-- START Dataset --
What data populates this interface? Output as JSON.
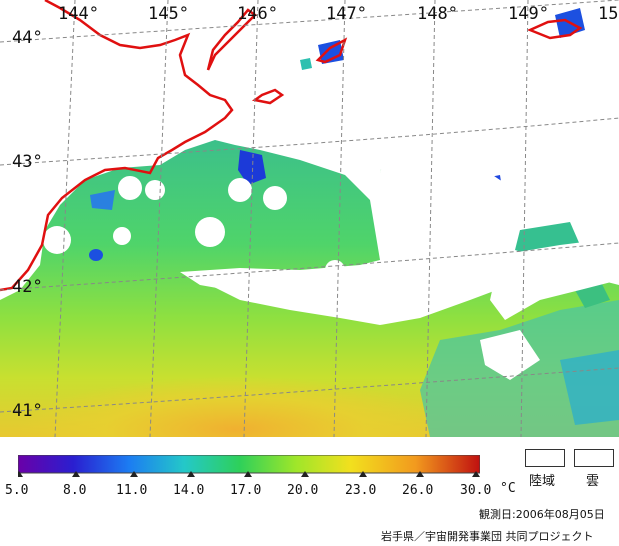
{
  "map": {
    "longitude_labels": [
      "144°",
      "145°",
      "146°",
      "147°",
      "148°",
      "149°",
      "15"
    ],
    "latitude_labels": [
      "44°",
      "43°",
      "42°",
      "41°"
    ],
    "coastline_color": "#e01010",
    "cloud_color": "#ffffff"
  },
  "colorbar": {
    "unit": "°C",
    "ticks": [
      "5.0",
      "8.0",
      "11.0",
      "14.0",
      "17.0",
      "20.0",
      "23.0",
      "26.0",
      "30.0"
    ],
    "colors": [
      "#6a00a8",
      "#2a1fd0",
      "#1c7cf2",
      "#24c8c8",
      "#2ed05a",
      "#9ee62a",
      "#f2e01e",
      "#f29a1e",
      "#c01010"
    ]
  },
  "legend": {
    "land_label": "陸域",
    "cloud_label": "雲"
  },
  "observation_date": "観測日:2006年08月05日",
  "credit": "岩手県／宇宙開発事業団 共同プロジェクト"
}
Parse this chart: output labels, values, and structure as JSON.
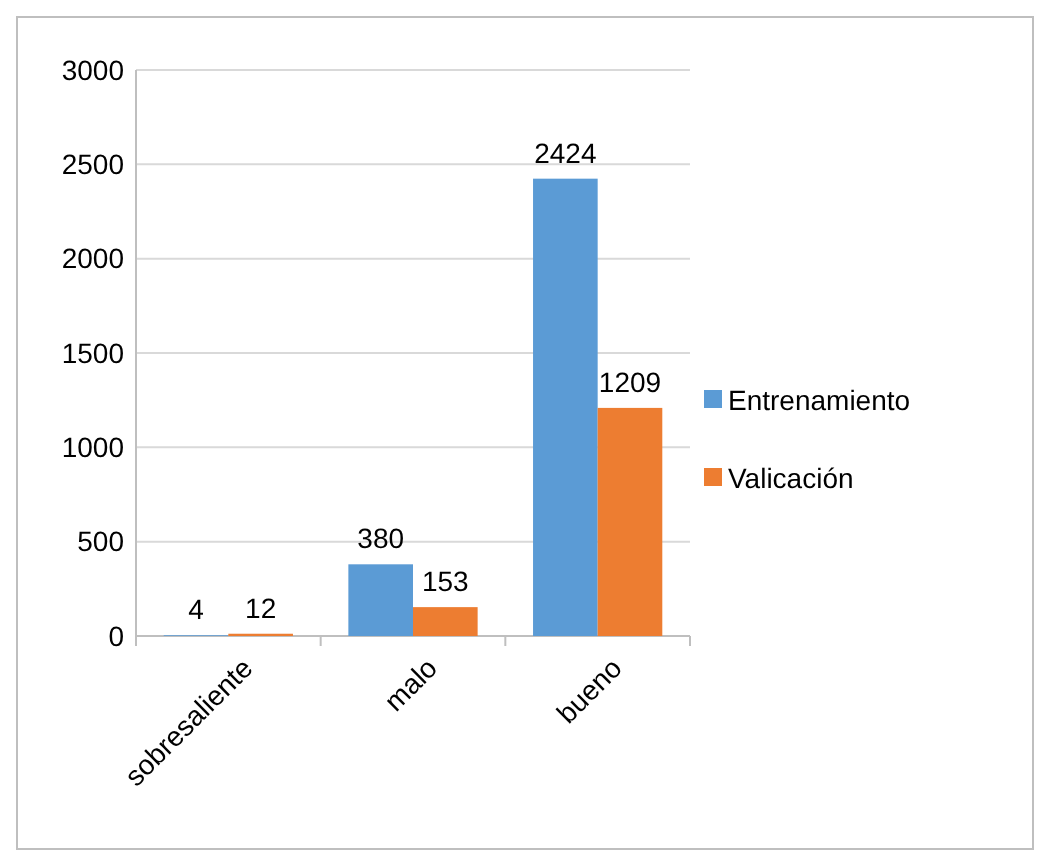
{
  "chart_data": {
    "type": "bar",
    "categories": [
      "sobresaliente",
      "malo",
      "bueno"
    ],
    "series": [
      {
        "name": "Entrenamiento",
        "color": "#5b9bd5",
        "values": [
          4,
          380,
          2424
        ]
      },
      {
        "name": "Valicación",
        "color": "#ed7d31",
        "values": [
          12,
          153,
          1209
        ]
      }
    ],
    "ylim": [
      0,
      3000
    ],
    "yticks": [
      0,
      500,
      1000,
      1500,
      2000,
      2500,
      3000
    ],
    "grid": "y",
    "legend": "right",
    "data_labels": true
  }
}
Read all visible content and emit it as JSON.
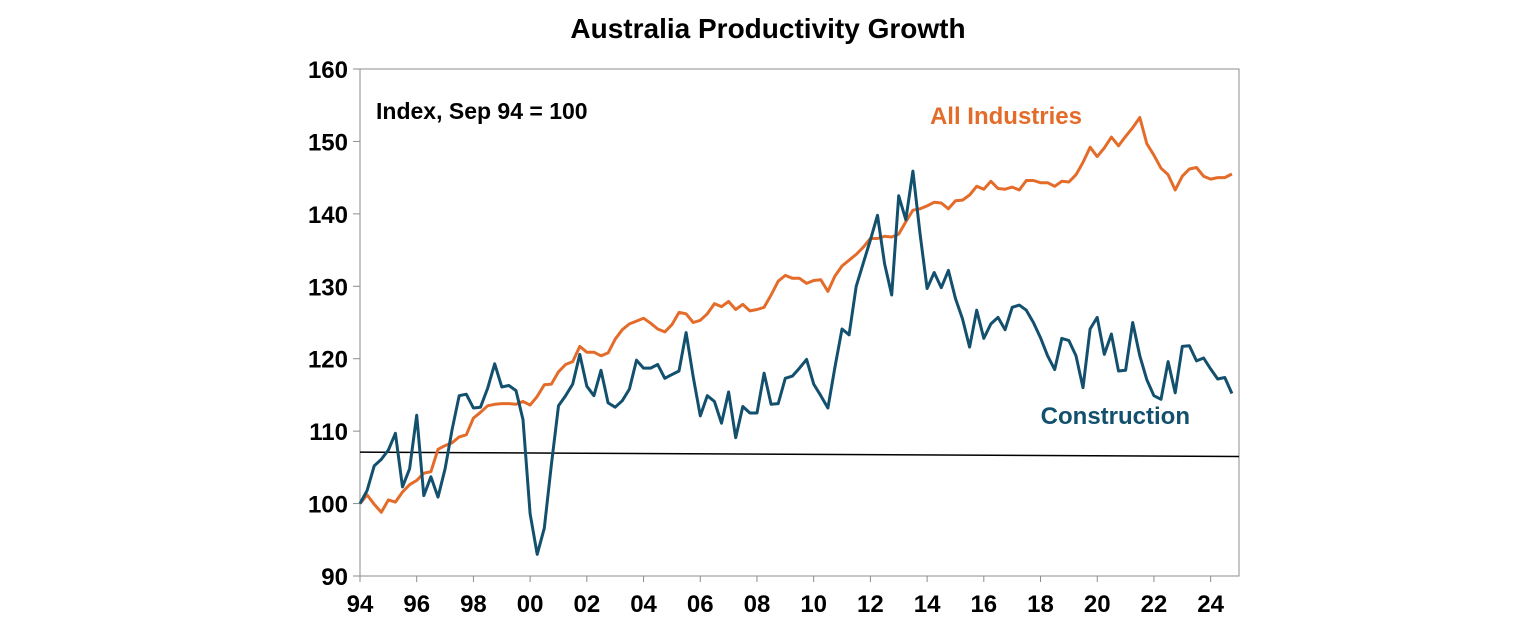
{
  "chart_data": {
    "type": "line",
    "title": "Australia Productivity Growth",
    "annotation": "Index, Sep 94 = 100",
    "x_axis": {
      "ticks": [
        "94",
        "96",
        "98",
        "00",
        "02",
        "04",
        "06",
        "08",
        "10",
        "12",
        "14",
        "16",
        "18",
        "20",
        "22",
        "24"
      ],
      "tick_years": [
        1994,
        1996,
        1998,
        2000,
        2002,
        2004,
        2006,
        2008,
        2010,
        2012,
        2014,
        2016,
        2018,
        2020,
        2022,
        2024
      ],
      "range": [
        1994,
        2025
      ]
    },
    "y_axis": {
      "ticks": [
        "90",
        "100",
        "110",
        "120",
        "130",
        "140",
        "150",
        "160"
      ],
      "tick_values": [
        90,
        100,
        110,
        120,
        130,
        140,
        150,
        160
      ],
      "range": [
        90,
        160
      ]
    },
    "grid": false,
    "series": [
      {
        "name": "All Industries",
        "color": "#E46C2A",
        "x": [
          1994.0,
          1994.25,
          1994.5,
          1994.75,
          1995.0,
          1995.25,
          1995.5,
          1995.75,
          1996.0,
          1996.25,
          1996.5,
          1996.75,
          1997.0,
          1997.25,
          1997.5,
          1997.75,
          1998.0,
          1998.25,
          1998.5,
          1998.75,
          1999.0,
          1999.25,
          1999.5,
          1999.75,
          2000.0,
          2000.25,
          2000.5,
          2000.75,
          2001.0,
          2001.25,
          2001.5,
          2001.75,
          2002.0,
          2002.25,
          2002.5,
          2002.75,
          2003.0,
          2003.25,
          2003.5,
          2003.75,
          2004.0,
          2004.25,
          2004.5,
          2004.75,
          2005.0,
          2005.25,
          2005.5,
          2005.75,
          2006.0,
          2006.25,
          2006.5,
          2006.75,
          2007.0,
          2007.25,
          2007.5,
          2007.75,
          2008.0,
          2008.25,
          2008.5,
          2008.75,
          2009.0,
          2009.25,
          2009.5,
          2009.75,
          2010.0,
          2010.25,
          2010.5,
          2010.75,
          2011.0,
          2011.25,
          2011.5,
          2011.75,
          2012.0,
          2012.25,
          2012.5,
          2012.75,
          2013.0,
          2013.25,
          2013.5,
          2013.75,
          2014.0,
          2014.25,
          2014.5,
          2014.75,
          2015.0,
          2015.25,
          2015.5,
          2015.75,
          2016.0,
          2016.25,
          2016.5,
          2016.75,
          2017.0,
          2017.25,
          2017.5,
          2017.75,
          2018.0,
          2018.25,
          2018.5,
          2018.75,
          2019.0,
          2019.25,
          2019.5,
          2019.75,
          2020.0,
          2020.25,
          2020.5,
          2020.75,
          2021.0,
          2021.25,
          2021.5,
          2021.75,
          2022.0,
          2022.25,
          2022.5,
          2022.75,
          2023.0,
          2023.25,
          2023.5,
          2023.75,
          2024.0,
          2024.25,
          2024.5,
          2024.75
        ],
        "values": [
          100.0,
          101.2,
          99.9,
          98.8,
          100.5,
          100.2,
          101.6,
          102.6,
          103.2,
          104.2,
          104.4,
          107.5,
          108.0,
          108.4,
          109.2,
          109.5,
          111.8,
          112.6,
          113.5,
          113.7,
          113.8,
          113.8,
          113.7,
          114.1,
          113.6,
          114.8,
          116.4,
          116.5,
          118.2,
          119.2,
          119.6,
          121.7,
          120.9,
          120.9,
          120.4,
          120.8,
          122.7,
          124.0,
          124.8,
          125.2,
          125.6,
          124.9,
          124.1,
          123.7,
          124.7,
          126.4,
          126.2,
          125.0,
          125.3,
          126.2,
          127.6,
          127.2,
          127.9,
          126.8,
          127.5,
          126.6,
          126.8,
          127.1,
          128.8,
          130.7,
          131.5,
          131.1,
          131.1,
          130.4,
          130.8,
          130.9,
          129.3,
          131.4,
          132.8,
          133.6,
          134.4,
          135.4,
          136.6,
          136.6,
          136.9,
          136.8,
          137.2,
          138.9,
          140.5,
          140.7,
          141.1,
          141.6,
          141.5,
          140.7,
          141.8,
          141.9,
          142.6,
          143.8,
          143.4,
          144.5,
          143.5,
          143.4,
          143.7,
          143.3,
          144.6,
          144.6,
          144.3,
          144.3,
          143.8,
          144.5,
          144.4,
          145.4,
          147.1,
          149.2,
          147.9,
          149.1,
          150.6,
          149.4,
          150.7,
          151.9,
          153.3,
          149.7,
          148.1,
          146.3,
          145.4,
          143.3,
          145.2,
          146.2,
          146.4,
          145.2,
          144.8,
          145.0,
          145.0,
          145.5
        ]
      },
      {
        "name": "Construction",
        "color": "#12506E",
        "x": [
          1994.0,
          1994.25,
          1994.5,
          1994.75,
          1995.0,
          1995.25,
          1995.5,
          1995.75,
          1996.0,
          1996.25,
          1996.5,
          1996.75,
          1997.0,
          1997.25,
          1997.5,
          1997.75,
          1998.0,
          1998.25,
          1998.5,
          1998.75,
          1999.0,
          1999.25,
          1999.5,
          1999.75,
          2000.0,
          2000.25,
          2000.5,
          2000.75,
          2001.0,
          2001.25,
          2001.5,
          2001.75,
          2002.0,
          2002.25,
          2002.5,
          2002.75,
          2003.0,
          2003.25,
          2003.5,
          2003.75,
          2004.0,
          2004.25,
          2004.5,
          2004.75,
          2005.0,
          2005.25,
          2005.5,
          2005.75,
          2006.0,
          2006.25,
          2006.5,
          2006.75,
          2007.0,
          2007.25,
          2007.5,
          2007.75,
          2008.0,
          2008.25,
          2008.5,
          2008.75,
          2009.0,
          2009.25,
          2009.5,
          2009.75,
          2010.0,
          2010.25,
          2010.5,
          2010.75,
          2011.0,
          2011.25,
          2011.5,
          2011.75,
          2012.0,
          2012.25,
          2012.5,
          2012.75,
          2013.0,
          2013.25,
          2013.5,
          2013.75,
          2014.0,
          2014.25,
          2014.5,
          2014.75,
          2015.0,
          2015.25,
          2015.5,
          2015.75,
          2016.0,
          2016.25,
          2016.5,
          2016.75,
          2017.0,
          2017.25,
          2017.5,
          2017.75,
          2018.0,
          2018.25,
          2018.5,
          2018.75,
          2019.0,
          2019.25,
          2019.5,
          2019.75,
          2020.0,
          2020.25,
          2020.5,
          2020.75,
          2021.0,
          2021.25,
          2021.5,
          2021.75,
          2022.0,
          2022.25,
          2022.5,
          2022.75,
          2023.0,
          2023.25,
          2023.5,
          2023.75,
          2024.0,
          2024.25,
          2024.5,
          2024.75
        ],
        "values": [
          100.0,
          101.8,
          105.2,
          106.1,
          107.4,
          109.7,
          102.3,
          104.8,
          112.2,
          101.1,
          103.7,
          100.9,
          104.8,
          110.3,
          114.9,
          115.1,
          113.2,
          113.3,
          115.9,
          119.3,
          116.1,
          116.3,
          115.6,
          111.6,
          98.6,
          93.0,
          96.6,
          105.4,
          113.5,
          114.9,
          116.5,
          120.6,
          116.2,
          114.9,
          118.4,
          113.9,
          113.3,
          114.2,
          115.8,
          119.8,
          118.7,
          118.7,
          119.2,
          117.3,
          117.8,
          118.3,
          123.6,
          117.5,
          112.1,
          114.9,
          114.1,
          111.1,
          115.4,
          109.1,
          113.4,
          112.5,
          112.5,
          118.0,
          113.7,
          113.8,
          117.3,
          117.6,
          118.7,
          119.9,
          116.5,
          114.9,
          113.2,
          118.8,
          124.1,
          123.3,
          130.0,
          133.2,
          136.4,
          139.8,
          133.1,
          128.8,
          142.5,
          139.2,
          145.9,
          137.3,
          129.7,
          131.9,
          129.8,
          132.2,
          128.3,
          125.5,
          121.6,
          126.7,
          122.8,
          124.8,
          125.7,
          124.0,
          127.1,
          127.4,
          126.7,
          125.0,
          122.9,
          120.4,
          118.5,
          122.8,
          122.5,
          120.4,
          116.0,
          124.1,
          125.7,
          120.6,
          123.4,
          118.3,
          118.4,
          125.0,
          120.4,
          117.1,
          114.9,
          114.4,
          119.6,
          115.3,
          121.7,
          121.8,
          119.7,
          120.1,
          118.6,
          117.2,
          117.4,
          115.2
        ]
      }
    ],
    "reference_line": {
      "from": [
        1994.0,
        107.1
      ],
      "to": [
        2025.0,
        106.5
      ],
      "color": "#000000"
    }
  }
}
-- END Dataset --
Extract every line above that contains the word "name".

        "name": "Entrenamiento",
        "name": "Valicación",
        "name": "All Industries",
        "name": "Construction",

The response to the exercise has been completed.